● PROBLEM TO SOLVE: Of all the lines in the records below, how many hold the word "Very"? Give the number alone.

--- start of SOURCE RECORDS ---

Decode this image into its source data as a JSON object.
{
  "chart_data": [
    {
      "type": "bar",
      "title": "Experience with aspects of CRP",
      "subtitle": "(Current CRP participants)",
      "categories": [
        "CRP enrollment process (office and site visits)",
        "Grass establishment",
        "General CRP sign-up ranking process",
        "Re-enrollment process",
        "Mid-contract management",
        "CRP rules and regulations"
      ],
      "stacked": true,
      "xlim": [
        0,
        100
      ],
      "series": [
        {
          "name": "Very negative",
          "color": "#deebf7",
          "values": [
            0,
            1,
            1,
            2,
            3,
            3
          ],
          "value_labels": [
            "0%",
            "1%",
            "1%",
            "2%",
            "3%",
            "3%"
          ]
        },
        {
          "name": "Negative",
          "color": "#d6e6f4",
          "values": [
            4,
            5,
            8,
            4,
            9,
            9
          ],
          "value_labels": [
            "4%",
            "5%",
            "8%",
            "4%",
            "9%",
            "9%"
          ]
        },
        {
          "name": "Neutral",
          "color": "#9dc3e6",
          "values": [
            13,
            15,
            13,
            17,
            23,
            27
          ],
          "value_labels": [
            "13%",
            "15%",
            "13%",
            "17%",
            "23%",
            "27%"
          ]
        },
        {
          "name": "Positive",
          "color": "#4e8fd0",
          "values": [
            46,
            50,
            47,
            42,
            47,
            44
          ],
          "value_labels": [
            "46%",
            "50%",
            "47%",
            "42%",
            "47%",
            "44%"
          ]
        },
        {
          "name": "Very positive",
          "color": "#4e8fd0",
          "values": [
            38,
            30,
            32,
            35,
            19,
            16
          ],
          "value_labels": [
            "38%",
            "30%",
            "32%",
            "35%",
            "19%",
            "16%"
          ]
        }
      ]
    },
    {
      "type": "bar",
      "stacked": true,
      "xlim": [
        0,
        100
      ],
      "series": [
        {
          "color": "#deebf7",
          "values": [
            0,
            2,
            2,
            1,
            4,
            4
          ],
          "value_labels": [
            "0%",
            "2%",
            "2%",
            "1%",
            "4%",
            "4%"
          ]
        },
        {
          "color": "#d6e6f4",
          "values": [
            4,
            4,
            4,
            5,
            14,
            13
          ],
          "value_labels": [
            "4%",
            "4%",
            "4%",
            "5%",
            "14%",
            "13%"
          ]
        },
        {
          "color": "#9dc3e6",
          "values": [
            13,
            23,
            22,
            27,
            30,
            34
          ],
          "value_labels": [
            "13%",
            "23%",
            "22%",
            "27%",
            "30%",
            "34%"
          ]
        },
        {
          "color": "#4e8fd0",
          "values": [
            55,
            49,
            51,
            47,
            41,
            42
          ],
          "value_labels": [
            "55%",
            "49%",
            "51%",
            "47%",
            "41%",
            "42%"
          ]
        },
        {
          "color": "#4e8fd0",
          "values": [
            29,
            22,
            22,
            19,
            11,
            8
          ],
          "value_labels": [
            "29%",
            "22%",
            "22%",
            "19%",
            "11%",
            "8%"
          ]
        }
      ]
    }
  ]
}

--- end of SOURCE RECORDS ---

● RIGHT ANSWER: 2